• Your instructions: Scan the data for "JSON" and copy the lines it appears in.

• Material provided:
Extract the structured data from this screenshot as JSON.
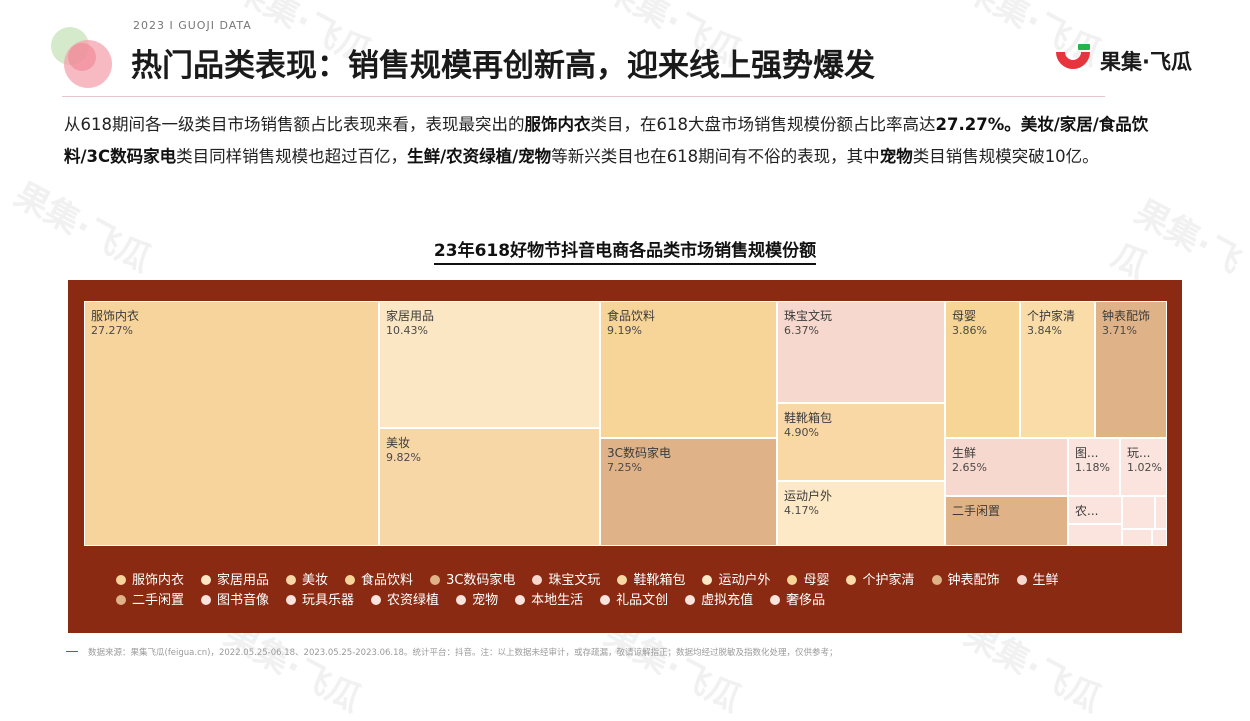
{
  "header": {
    "kicker": "2023 I GUOJI DATA",
    "title": "热门品类表现：销售规模再创新高，迎来线上强势爆发",
    "logo_text": "果集·飞瓜"
  },
  "intro": {
    "p1": "从618期间各一级类目市场销售额占比表现来看，表现最突出的",
    "b1": "服饰内衣",
    "p2": "类目，在618大盘市场销售规模份额占比率高达",
    "b2": "27.27%。美妆/家居/食品饮料/3C数码家电",
    "p3": "类目同样销售规模也超过百亿，",
    "b3": "生鲜/农资绿植/宠物",
    "p4": "等新兴类目也在618期间有不俗的表现，其中",
    "b4": "宠物",
    "p5": "类目销售规模突破10亿。"
  },
  "watermark": "果集·飞瓜",
  "chart_data": {
    "type": "treemap",
    "title": "23年618好物节抖音电商各品类市场销售规模份额",
    "unit": "%",
    "items": [
      {
        "name": "服饰内衣",
        "label": "服饰内衣",
        "value": 27.27,
        "value_text": "27.27%",
        "color": "#f7d49c"
      },
      {
        "name": "家居用品",
        "label": "家居用品",
        "value": 10.43,
        "value_text": "10.43%",
        "color": "#fce7c4"
      },
      {
        "name": "美妆",
        "label": "美妆",
        "value": 9.82,
        "value_text": "9.82%",
        "color": "#f8d7a6"
      },
      {
        "name": "食品饮料",
        "label": "食品饮料",
        "value": 9.19,
        "value_text": "9.19%",
        "color": "#f7d497"
      },
      {
        "name": "3C数码家电",
        "label": "3C数码家电",
        "value": 7.25,
        "value_text": "7.25%",
        "color": "#dfb387"
      },
      {
        "name": "珠宝文玩",
        "label": "珠宝文玩",
        "value": 6.37,
        "value_text": "6.37%",
        "color": "#f7d8ce"
      },
      {
        "name": "鞋靴箱包",
        "label": "鞋靴箱包",
        "value": 4.9,
        "value_text": "4.90%",
        "color": "#f9d8a6"
      },
      {
        "name": "运动户外",
        "label": "运动户外",
        "value": 4.17,
        "value_text": "4.17%",
        "color": "#fde9c6"
      },
      {
        "name": "母婴",
        "label": "母婴",
        "value": 3.86,
        "value_text": "3.86%",
        "color": "#f7d597"
      },
      {
        "name": "个护家清",
        "label": "个护家清",
        "value": 3.84,
        "value_text": "3.84%",
        "color": "#f9dca7"
      },
      {
        "name": "钟表配饰",
        "label": "钟表配饰",
        "value": 3.71,
        "value_text": "3.71%",
        "color": "#dfb387"
      },
      {
        "name": "生鲜",
        "label": "生鲜",
        "value": 2.65,
        "value_text": "2.65%",
        "color": "#f7d8ce"
      },
      {
        "name": "二手闲置",
        "label": "二手闲置",
        "value": null,
        "value_text": "",
        "color": "#dfb387"
      },
      {
        "name": "图书音像",
        "label": "图...",
        "value": 1.18,
        "value_text": "1.18%",
        "color": "#fbe4de"
      },
      {
        "name": "玩具乐器",
        "label": "玩...",
        "value": 1.02,
        "value_text": "1.02%",
        "color": "#fbe4de"
      },
      {
        "name": "农资绿植",
        "label": "农...",
        "value": null,
        "value_text": "",
        "color": "#fbe4de"
      },
      {
        "name": "宠物",
        "label": "",
        "value": null,
        "value_text": "",
        "color": "#fbe4de"
      },
      {
        "name": "本地生活",
        "label": "",
        "value": null,
        "value_text": "",
        "color": "#fbe4de"
      },
      {
        "name": "礼品文创",
        "label": "",
        "value": null,
        "value_text": "",
        "color": "#fbe4de"
      },
      {
        "name": "虚拟充值",
        "label": "",
        "value": null,
        "value_text": "",
        "color": "#fbe4de"
      },
      {
        "name": "奢侈品",
        "label": "",
        "value": null,
        "value_text": "",
        "color": "#fbe4de"
      }
    ],
    "legend": [
      {
        "name": "服饰内衣",
        "color": "#f7d49c"
      },
      {
        "name": "家居用品",
        "color": "#fce7c4"
      },
      {
        "name": "美妆",
        "color": "#f8d7a6"
      },
      {
        "name": "食品饮料",
        "color": "#f7d497"
      },
      {
        "name": "3C数码家电",
        "color": "#dfb387"
      },
      {
        "name": "珠宝文玩",
        "color": "#f7d8ce"
      },
      {
        "name": "鞋靴箱包",
        "color": "#f9d8a6"
      },
      {
        "name": "运动户外",
        "color": "#fde9c6"
      },
      {
        "name": "母婴",
        "color": "#f7d597"
      },
      {
        "name": "个护家清",
        "color": "#f9dca7"
      },
      {
        "name": "钟表配饰",
        "color": "#dfb387"
      },
      {
        "name": "生鲜",
        "color": "#f7d8ce"
      },
      {
        "name": "二手闲置",
        "color": "#dfb387"
      },
      {
        "name": "图书音像",
        "color": "#fbe4de"
      },
      {
        "name": "玩具乐器",
        "color": "#fbe4de"
      },
      {
        "name": "农资绿植",
        "color": "#fbe4de"
      },
      {
        "name": "宠物",
        "color": "#fbe4de"
      },
      {
        "name": "本地生活",
        "color": "#fbe4de"
      },
      {
        "name": "礼品文创",
        "color": "#fbe4de"
      },
      {
        "name": "虚拟充值",
        "color": "#fbe4de"
      },
      {
        "name": "奢侈品",
        "color": "#fbe4de"
      }
    ],
    "background_color": "#8b2a12"
  },
  "footer": {
    "source": "数据来源：果集飞瓜(feigua.cn)，2022.05.25-06.18、2023.05.25-2023.06.18。统计平台：抖音。注：以上数据未经审计，或存疏漏，敬请谅解指正；数据均经过脱敏及指数化处理，仅供参考；"
  }
}
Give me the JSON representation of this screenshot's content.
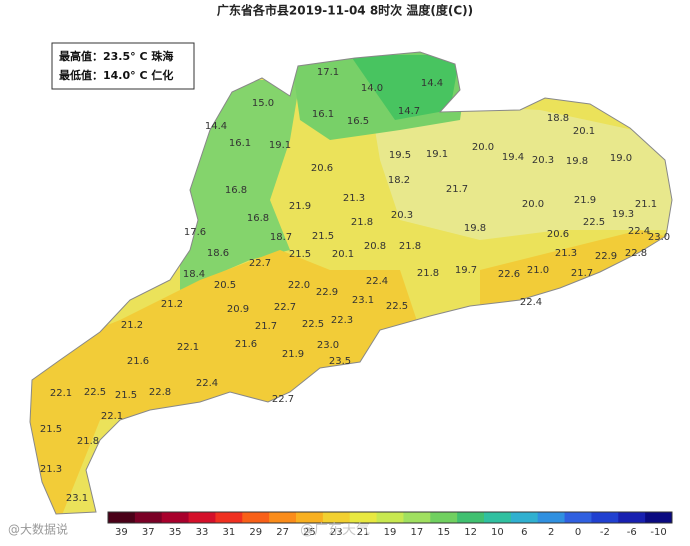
{
  "title": "广东省各市县2019-11-04 8时次 温度(度(C))",
  "info": [
    "最高值：23.5° C 珠海",
    "最低值：14.0° C 仁化"
  ],
  "labels": [
    "15.0",
    "17.1",
    "14.0",
    "14.4",
    "14.7",
    "16.1",
    "16.5",
    "14.4",
    "16.1",
    "19.1",
    "18.8",
    "20.1",
    "20.0",
    "19.5",
    "19.1",
    "19.4",
    "20.3",
    "19.8",
    "19.0",
    "20.6",
    "18.2",
    "21.7",
    "16.8",
    "21.9",
    "21.3",
    "20.0",
    "21.9",
    "21.1",
    "19.3",
    "16.8",
    "21.8",
    "20.3",
    "22.5",
    "22.4",
    "23.0",
    "17.6",
    "18.7",
    "21.5",
    "19.8",
    "20.6",
    "18.6",
    "21.5",
    "20.1",
    "20.8",
    "21.8",
    "21.3",
    "22.9",
    "22.8",
    "22.7",
    "18.4",
    "22.4",
    "21.8",
    "19.7",
    "22.6",
    "21.0",
    "21.7",
    "20.5",
    "22.0",
    "22.9",
    "23.1",
    "22.5",
    "22.4",
    "21.2",
    "20.9",
    "22.7",
    "21.7",
    "22.5",
    "22.3",
    "21.2",
    "22.1",
    "21.6",
    "23.0",
    "21.9",
    "23.5",
    "21.6",
    "22.4",
    "22.1",
    "22.5",
    "21.5",
    "22.8",
    "22.7",
    "22.1",
    "21.5",
    "21.8",
    "21.3",
    "23.1"
  ],
  "colorbar": {
    "labels": [
      39,
      37,
      35,
      33,
      31,
      29,
      27,
      25,
      23,
      21,
      19,
      17,
      15,
      12,
      10,
      6,
      2,
      0,
      -2,
      -6,
      -10
    ],
    "colors": [
      "#4a0018",
      "#7a0026",
      "#a8002c",
      "#d4102a",
      "#f03020",
      "#f86018",
      "#fa8c1a",
      "#f8b020",
      "#f2d030",
      "#e8e840",
      "#c8e850",
      "#a0e060",
      "#70d060",
      "#40c070",
      "#30c0a0",
      "#30b0d0",
      "#3090e0",
      "#3060e0",
      "#2040d0",
      "#1820b0",
      "#0a0a80"
    ]
  },
  "watermarks": [
    "@大数据说",
    "@广东天气"
  ]
}
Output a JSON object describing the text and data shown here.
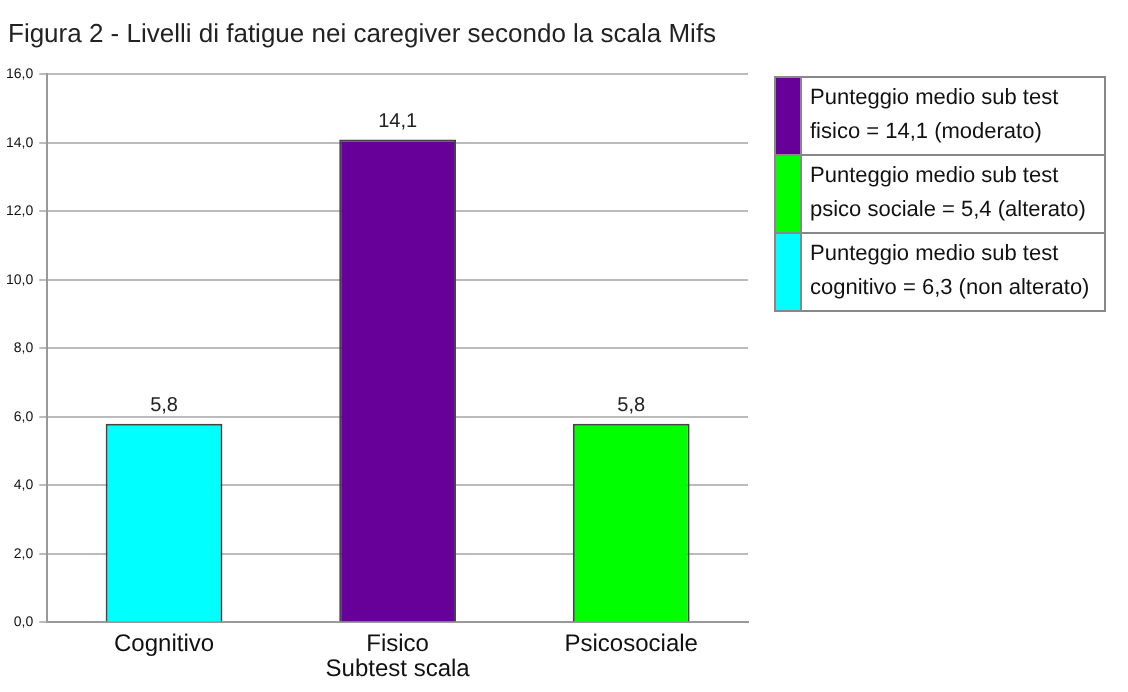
{
  "chart_data": {
    "type": "bar",
    "title": "Figura 2 - Livelli di fatigue nei caregiver secondo la scala Mifs",
    "xlabel": "Subtest scala",
    "categories": [
      "Cognitivo",
      "Fisico",
      "Psicosociale"
    ],
    "series": [
      {
        "name": "Punteggio medio sub test fisico = 14,1 (moderato)",
        "color": "#660099",
        "values": [
          null,
          14.1,
          null
        ],
        "value_labels": [
          null,
          "14,1",
          null
        ]
      },
      {
        "name": "Punteggio medio sub test psico sociale = 5,4 (alterato)",
        "color": "#00ff00",
        "values": [
          null,
          null,
          5.8
        ],
        "value_labels": [
          null,
          null,
          "5,8"
        ]
      },
      {
        "name": "Punteggio medio sub test cognitivo = 6,3 (non alterato)",
        "color": "#00ffff",
        "values": [
          5.8,
          null,
          null
        ],
        "value_labels": [
          "5,8",
          null,
          null
        ]
      }
    ],
    "ylim": [
      0,
      16
    ],
    "yticks": [
      {
        "value": 0,
        "label": "0,0"
      },
      {
        "value": 2,
        "label": "2,0"
      },
      {
        "value": 4,
        "label": "4,0"
      },
      {
        "value": 6,
        "label": "6,0"
      },
      {
        "value": 8,
        "label": "8,0"
      },
      {
        "value": 10,
        "label": "10,0"
      },
      {
        "value": 12,
        "label": "12,0"
      },
      {
        "value": 14,
        "label": "14,0"
      },
      {
        "value": 16,
        "label": "16,0"
      }
    ],
    "grid": "y",
    "legend": "right"
  }
}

• Response:
Extract the structured data from this screenshot as JSON.
Give me the JSON representation of this screenshot's content.
Output a JSON object describing the text and data shown here.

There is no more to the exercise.